AVAILABLE RECORDS:

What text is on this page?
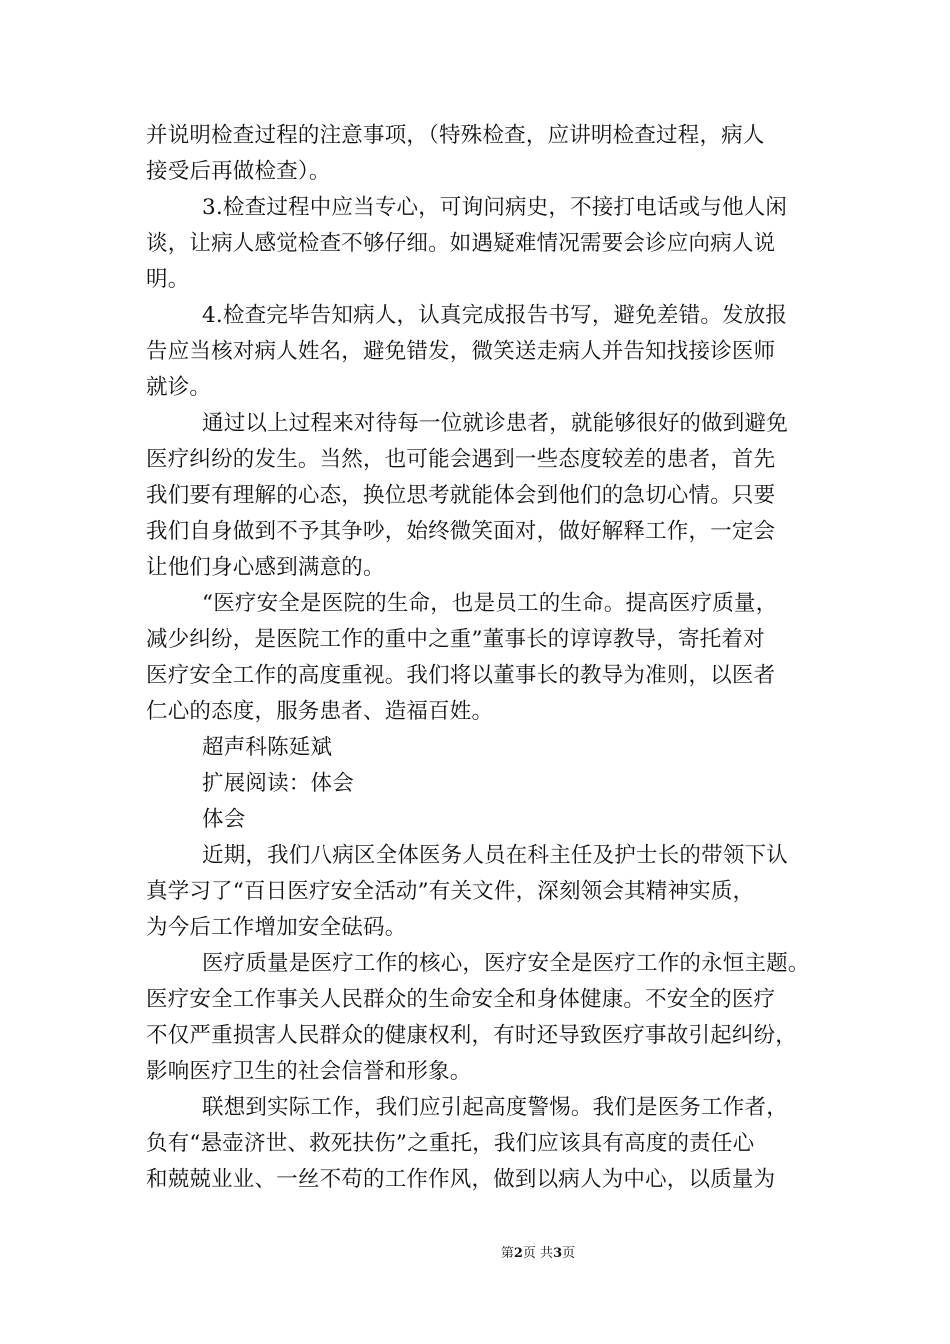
并说明检查过程的注意事项，（特殊检查，应讲明检查过程，病人
接受后再做检查）。
3.检查过程中应当专心，可询问病史，不接打电话或与他人闲
谈，让病人感觉检查不够仔细。如遇疑难情况需要会诊应向病人说
明。
4.检查完毕告知病人，认真完成报告书写，避免差错。发放报
告应当核对病人姓名，避免错发，微笑送走病人并告知找接诊医师
就诊。
通过以上过程来对待每一位就诊患者，就能够很好的做到避免
医疗纠纷的发生。当然，也可能会遇到一些态度较差的患者，首先
我们要有理解的心态，换位思考就能体会到他们的急切心情。只要
我们自身做到不予其争吵，始终微笑面对，做好解释工作，一定会
让他们身心感到满意的。
“医疗安全是医院的生命，也是员工的生命。提高医疗质量，
减少纠纷，是医院工作的重中之重”董事长的谆谆教导，寄托着对
医疗安全工作的高度重视。我们将以董事长的教导为准则，以医者
仁心的态度，服务患者、造福百姓。
超声科陈延斌
扩展阅读：体会
体会
近期，我们八病区全体医务人员在科主任及护士长的带领下认
真学习了“百日医疗安全活动”有关文件，深刻领会其精神实质，
为今后工作增加安全砝码。
医疗质量是医疗工作的核心，医疗安全是医疗工作的永恒主题。
医疗安全工作事关人民群众的生命安全和身体健康。不安全的医疗
不仅严重损害人民群众的健康权利，有时还导致医疗事故引起纠纷，
影响医疗卫生的社会信誉和形象。
联想到实际工作，我们应引起高度警惕。我们是医务工作者，
负有“悬壶济世、救死扶伤”之重托，我们应该具有高度的责任心
和兢兢业业、一丝不苟的工作作风，做到以病人为中心，以质量为
第2页 共3页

TASK DESCRIPTION: Retype each entry precisely. Skip images entirely.

WRITTEN REPLY:
What text is on this page?
并说明检查过程的注意事项，（特殊检查，应讲明检查过程，病人
接受后再做检查）。
3.检查过程中应当专心，可询问病史，不接打电话或与他人闲
谈，让病人感觉检查不够仔细。如遇疑难情况需要会诊应向病人说
明。
4.检查完毕告知病人，认真完成报告书写，避免差错。发放报
告应当核对病人姓名，避免错发，微笑送走病人并告知找接诊医师
就诊。
通过以上过程来对待每一位就诊患者，就能够很好的做到避免
医疗纠纷的发生。当然，也可能会遇到一些态度较差的患者，首先
我们要有理解的心态，换位思考就能体会到他们的急切心情。只要
我们自身做到不予其争吵，始终微笑面对，做好解释工作，一定会
让他们身心感到满意的。
“医疗安全是医院的生命，也是员工的生命。提高医疗质量，
减少纠纷，是医院工作的重中之重”董事长的谆谆教导，寄托着对
医疗安全工作的高度重视。我们将以董事长的教导为准则，以医者
仁心的态度，服务患者、造福百姓。
超声科陈延斌
扩展阅读：体会
体会
近期，我们八病区全体医务人员在科主任及护士长的带领下认
真学习了“百日医疗安全活动”有关文件，深刻领会其精神实质，
为今后工作增加安全砝码。
医疗质量是医疗工作的核心，医疗安全是医疗工作的永恒主题。
医疗安全工作事关人民群众的生命安全和身体健康。不安全的医疗
不仅严重损害人民群众的健康权利，有时还导致医疗事故引起纠纷，
影响医疗卫生的社会信誉和形象。
联想到实际工作，我们应引起高度警惕。我们是医务工作者，
负有“悬壶济世、救死扶伤”之重托，我们应该具有高度的责任心
和兢兢业业、一丝不苟的工作作风，做到以病人为中心，以质量为
第2页 共3页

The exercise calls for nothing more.